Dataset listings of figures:
▬▬▬▬▬▬▬▬▬▬
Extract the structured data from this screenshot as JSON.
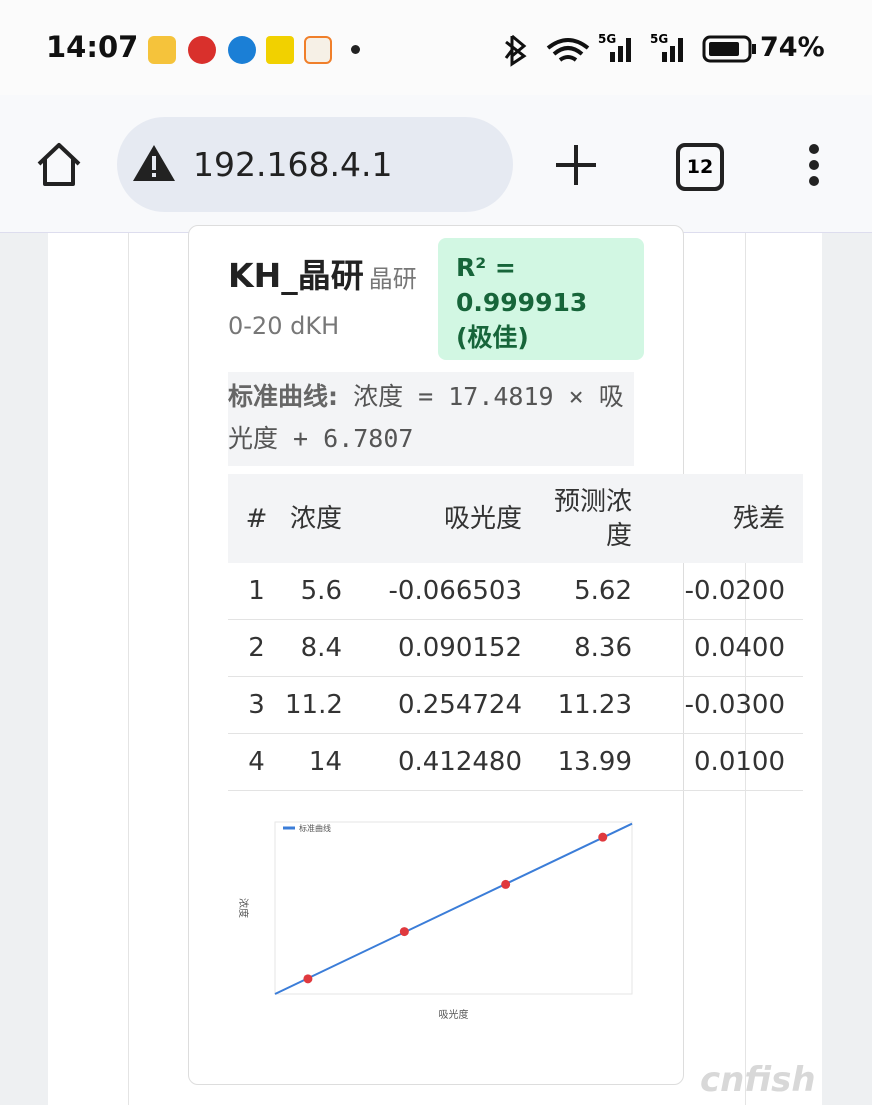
{
  "status_bar": {
    "time": "14:07",
    "signal_1": "5G",
    "signal_2": "5G",
    "battery": "74%"
  },
  "browser": {
    "url": "192.168.4.1",
    "tab_count": "12"
  },
  "card": {
    "title": "KH_晶研",
    "subtitle": "晶研 0-20 dKH",
    "r2_badge": "R² = 0.999913 (极佳)",
    "formula_label": "标准曲线:",
    "formula": "浓度 = 17.4819 × 吸光度 + 6.7807"
  },
  "table": {
    "headers": [
      "#",
      "浓度",
      "吸光度",
      "预测浓度",
      "残差"
    ],
    "rows": [
      [
        "1",
        "5.6",
        "-0.066503",
        "5.62",
        "-0.0200"
      ],
      [
        "2",
        "8.4",
        "0.090152",
        "8.36",
        "0.0400"
      ],
      [
        "3",
        "11.2",
        "0.254724",
        "11.23",
        "-0.0300"
      ],
      [
        "4",
        "14",
        "0.412480",
        "13.99",
        "0.0100"
      ]
    ]
  },
  "chart_data": {
    "type": "line",
    "x_label": "吸光度",
    "y_label": "浓度",
    "legend": "top-left",
    "xlim": [
      -0.12,
      0.46
    ],
    "ylim": [
      4.7,
      14.9
    ],
    "series": [
      {
        "name": "标准曲线",
        "type": "line",
        "color": "#3b7dd8",
        "x": [
          -0.12,
          0.46
        ],
        "values": [
          4.7,
          14.8
        ]
      },
      {
        "type": "scatter",
        "color": "#e0393e",
        "x": [
          -0.066503,
          0.090152,
          0.254724,
          0.41248
        ],
        "values": [
          5.6,
          8.4,
          11.2,
          14
        ]
      }
    ]
  },
  "watermark": "cnfish"
}
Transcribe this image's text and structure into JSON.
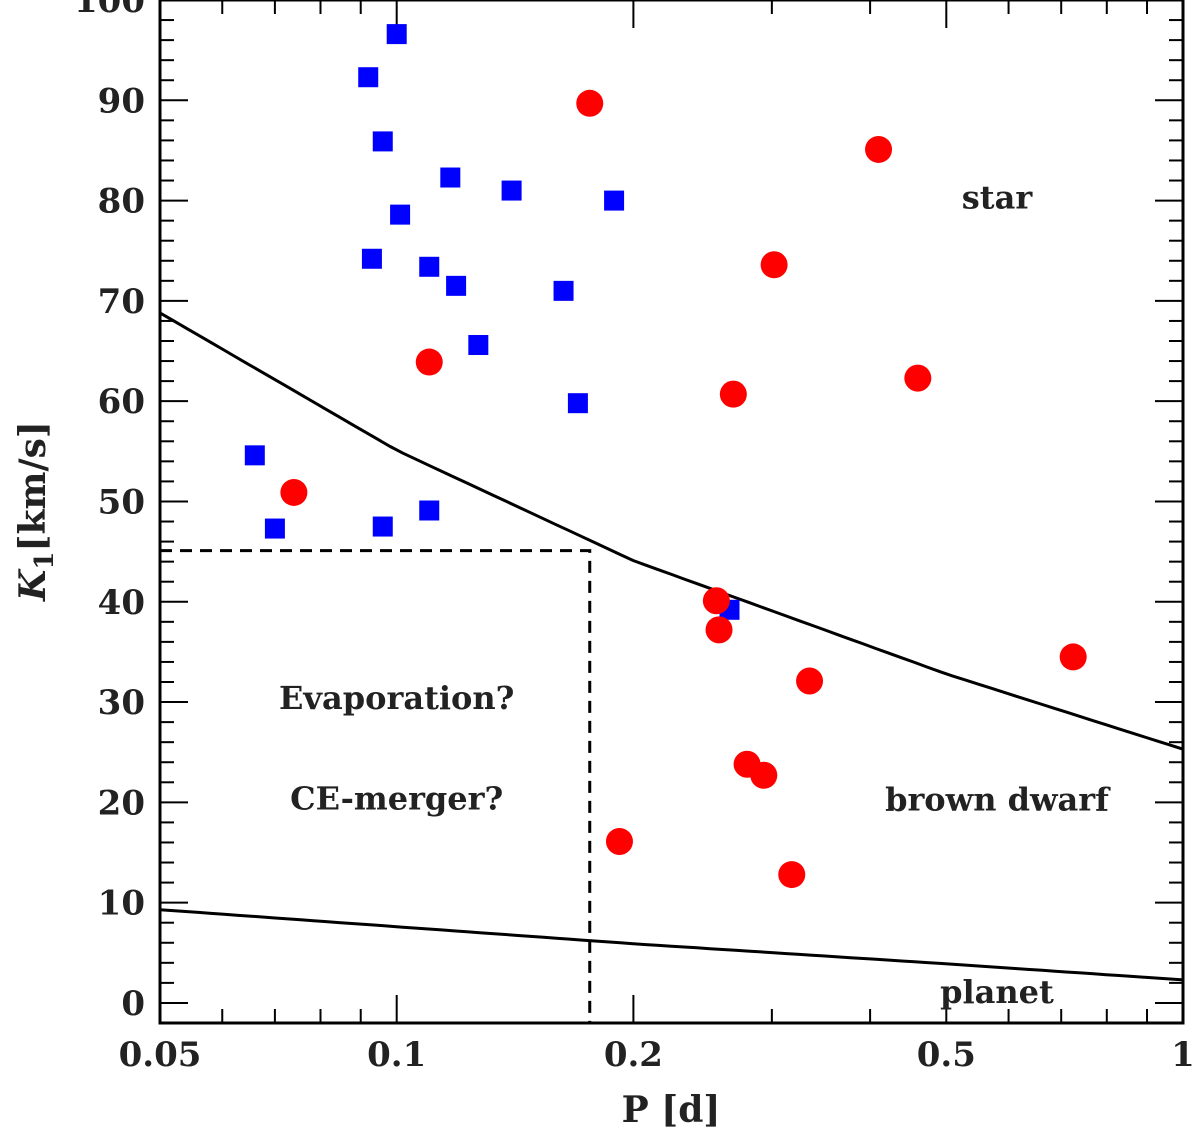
{
  "chart_data": {
    "type": "scatter",
    "xscale": "log",
    "xlim": [
      0.05,
      1
    ],
    "ylim": [
      -2,
      100
    ],
    "xlabel": "P [d]",
    "ylabel_main": "K",
    "ylabel_sub": "1",
    "ylabel_unit": "[km/s]",
    "xticks": [
      {
        "value": 0.05,
        "label": "0.05"
      },
      {
        "value": 0.1,
        "label": "0.1"
      },
      {
        "value": 0.2,
        "label": "0.2"
      },
      {
        "value": 0.5,
        "label": "0.5"
      },
      {
        "value": 1,
        "label": "1"
      }
    ],
    "yticks": [
      {
        "value": 0,
        "label": "0"
      },
      {
        "value": 10,
        "label": "10"
      },
      {
        "value": 20,
        "label": "20"
      },
      {
        "value": 30,
        "label": "30"
      },
      {
        "value": 40,
        "label": "40"
      },
      {
        "value": 50,
        "label": "50"
      },
      {
        "value": 60,
        "label": "60"
      },
      {
        "value": 70,
        "label": "70"
      },
      {
        "value": 80,
        "label": "80"
      },
      {
        "value": 90,
        "label": "90"
      },
      {
        "value": 100,
        "label": "100"
      }
    ],
    "series": [
      {
        "name": "squares",
        "marker": "square",
        "color": "#0000ff",
        "points": [
          [
            0.1,
            96.6
          ],
          [
            0.092,
            92.3
          ],
          [
            0.096,
            85.9
          ],
          [
            0.117,
            82.3
          ],
          [
            0.14,
            81.0
          ],
          [
            0.189,
            80.0
          ],
          [
            0.101,
            78.6
          ],
          [
            0.093,
            74.2
          ],
          [
            0.11,
            73.4
          ],
          [
            0.119,
            71.5
          ],
          [
            0.163,
            71.0
          ],
          [
            0.127,
            65.6
          ],
          [
            0.17,
            59.8
          ],
          [
            0.066,
            54.6
          ],
          [
            0.11,
            49.1
          ],
          [
            0.07,
            47.3
          ],
          [
            0.096,
            47.5
          ],
          [
            0.265,
            39.2
          ]
        ]
      },
      {
        "name": "circles",
        "marker": "circle",
        "color": "#ff0000",
        "points": [
          [
            0.176,
            89.7
          ],
          [
            0.41,
            85.1
          ],
          [
            0.302,
            73.6
          ],
          [
            0.11,
            63.9
          ],
          [
            0.268,
            60.7
          ],
          [
            0.46,
            62.3
          ],
          [
            0.074,
            50.9
          ],
          [
            0.255,
            40.1
          ],
          [
            0.257,
            37.2
          ],
          [
            0.725,
            34.5
          ],
          [
            0.335,
            32.1
          ],
          [
            0.279,
            23.8
          ],
          [
            0.293,
            22.7
          ],
          [
            0.192,
            16.1
          ],
          [
            0.318,
            12.8
          ]
        ]
      }
    ],
    "curves": [
      {
        "name": "star/brown dwarf boundary",
        "style": "solid",
        "points": [
          [
            0.05,
            68.8
          ],
          [
            0.1,
            55.1
          ],
          [
            0.2,
            44.1
          ],
          [
            0.5,
            32.8
          ],
          [
            1,
            25.3
          ]
        ]
      },
      {
        "name": "brown dwarf/planet boundary",
        "style": "solid",
        "points": [
          [
            0.05,
            9.3
          ],
          [
            0.1,
            7.6
          ],
          [
            0.2,
            5.9
          ],
          [
            0.5,
            3.9
          ],
          [
            1,
            2.3
          ]
        ]
      }
    ],
    "dashed_region": {
      "x_max": 0.176,
      "y_max": 45.1
    },
    "annotations": [
      {
        "text": "star",
        "x": 0.58,
        "y": 79.2
      },
      {
        "text": "brown dwarf",
        "x": 0.58,
        "y": 19.2
      },
      {
        "text": "planet",
        "x": 0.58,
        "y": 0.0
      },
      {
        "text": "Evaporation?",
        "x": 0.1,
        "y": 29.3
      },
      {
        "text": "CE-merger?",
        "x": 0.1,
        "y": 19.3
      }
    ]
  }
}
▬▬▬▬▬▬▬▬▬▬
- [Work required]
Extract the entries in full, exactly as they are, minus the pictures.

- [Problem solution]
Extract the structured data from this screenshot as JSON.
{
  "status_bar": {
    "time": "14:07",
    "signal_1": "5G",
    "signal_2": "5G",
    "battery": "74%"
  },
  "browser": {
    "url": "192.168.4.1",
    "tab_count": "12"
  },
  "card": {
    "title": "KH_晶研",
    "subtitle": "晶研 0-20 dKH",
    "r2_badge": "R² = 0.999913 (极佳)",
    "formula_label": "标准曲线:",
    "formula": "浓度 = 17.4819 × 吸光度 + 6.7807"
  },
  "table": {
    "headers": [
      "#",
      "浓度",
      "吸光度",
      "预测浓度",
      "残差"
    ],
    "rows": [
      [
        "1",
        "5.6",
        "-0.066503",
        "5.62",
        "-0.0200"
      ],
      [
        "2",
        "8.4",
        "0.090152",
        "8.36",
        "0.0400"
      ],
      [
        "3",
        "11.2",
        "0.254724",
        "11.23",
        "-0.0300"
      ],
      [
        "4",
        "14",
        "0.412480",
        "13.99",
        "0.0100"
      ]
    ]
  },
  "chart_data": {
    "type": "line",
    "x_label": "吸光度",
    "y_label": "浓度",
    "legend": "top-left",
    "xlim": [
      -0.12,
      0.46
    ],
    "ylim": [
      4.7,
      14.9
    ],
    "series": [
      {
        "name": "标准曲线",
        "type": "line",
        "color": "#3b7dd8",
        "x": [
          -0.12,
          0.46
        ],
        "values": [
          4.7,
          14.8
        ]
      },
      {
        "type": "scatter",
        "color": "#e0393e",
        "x": [
          -0.066503,
          0.090152,
          0.254724,
          0.41248
        ],
        "values": [
          5.6,
          8.4,
          11.2,
          14
        ]
      }
    ]
  },
  "watermark": "cnfish"
}
Transcribe this image's text and structure into JSON.
{
  "chart_data": {
    "type": "scatter",
    "xscale": "log",
    "xlim": [
      0.05,
      1
    ],
    "ylim": [
      -2,
      100
    ],
    "xlabel": "P [d]",
    "ylabel_main": "K",
    "ylabel_sub": "1",
    "ylabel_unit": "[km/s]",
    "xticks": [
      {
        "value": 0.05,
        "label": "0.05"
      },
      {
        "value": 0.1,
        "label": "0.1"
      },
      {
        "value": 0.2,
        "label": "0.2"
      },
      {
        "value": 0.5,
        "label": "0.5"
      },
      {
        "value": 1,
        "label": "1"
      }
    ],
    "yticks": [
      {
        "value": 0,
        "label": "0"
      },
      {
        "value": 10,
        "label": "10"
      },
      {
        "value": 20,
        "label": "20"
      },
      {
        "value": 30,
        "label": "30"
      },
      {
        "value": 40,
        "label": "40"
      },
      {
        "value": 50,
        "label": "50"
      },
      {
        "value": 60,
        "label": "60"
      },
      {
        "value": 70,
        "label": "70"
      },
      {
        "value": 80,
        "label": "80"
      },
      {
        "value": 90,
        "label": "90"
      },
      {
        "value": 100,
        "label": "100"
      }
    ],
    "series": [
      {
        "name": "squares",
        "marker": "square",
        "color": "#0000ff",
        "points": [
          [
            0.1,
            96.6
          ],
          [
            0.092,
            92.3
          ],
          [
            0.096,
            85.9
          ],
          [
            0.117,
            82.3
          ],
          [
            0.14,
            81.0
          ],
          [
            0.189,
            80.0
          ],
          [
            0.101,
            78.6
          ],
          [
            0.093,
            74.2
          ],
          [
            0.11,
            73.4
          ],
          [
            0.119,
            71.5
          ],
          [
            0.163,
            71.0
          ],
          [
            0.127,
            65.6
          ],
          [
            0.17,
            59.8
          ],
          [
            0.066,
            54.6
          ],
          [
            0.11,
            49.1
          ],
          [
            0.07,
            47.3
          ],
          [
            0.096,
            47.5
          ],
          [
            0.265,
            39.2
          ]
        ]
      },
      {
        "name": "circles",
        "marker": "circle",
        "color": "#ff0000",
        "points": [
          [
            0.176,
            89.7
          ],
          [
            0.41,
            85.1
          ],
          [
            0.302,
            73.6
          ],
          [
            0.11,
            63.9
          ],
          [
            0.268,
            60.7
          ],
          [
            0.46,
            62.3
          ],
          [
            0.074,
            50.9
          ],
          [
            0.255,
            40.1
          ],
          [
            0.257,
            37.2
          ],
          [
            0.725,
            34.5
          ],
          [
            0.335,
            32.1
          ],
          [
            0.279,
            23.8
          ],
          [
            0.293,
            22.7
          ],
          [
            0.192,
            16.1
          ],
          [
            0.318,
            12.8
          ]
        ]
      }
    ],
    "curves": [
      {
        "name": "star/brown dwarf boundary",
        "style": "solid",
        "points": [
          [
            0.05,
            68.8
          ],
          [
            0.1,
            55.1
          ],
          [
            0.2,
            44.1
          ],
          [
            0.5,
            32.8
          ],
          [
            1,
            25.3
          ]
        ]
      },
      {
        "name": "brown dwarf/planet boundary",
        "style": "solid",
        "points": [
          [
            0.05,
            9.3
          ],
          [
            0.1,
            7.6
          ],
          [
            0.2,
            5.9
          ],
          [
            0.5,
            3.9
          ],
          [
            1,
            2.3
          ]
        ]
      }
    ],
    "dashed_region": {
      "x_max": 0.176,
      "y_max": 45.1
    },
    "annotations": [
      {
        "text": "star",
        "x": 0.58,
        "y": 79.2
      },
      {
        "text": "brown dwarf",
        "x": 0.58,
        "y": 19.2
      },
      {
        "text": "planet",
        "x": 0.58,
        "y": 0.0
      },
      {
        "text": "Evaporation?",
        "x": 0.1,
        "y": 29.3
      },
      {
        "text": "CE-merger?",
        "x": 0.1,
        "y": 19.3
      }
    ]
  }
}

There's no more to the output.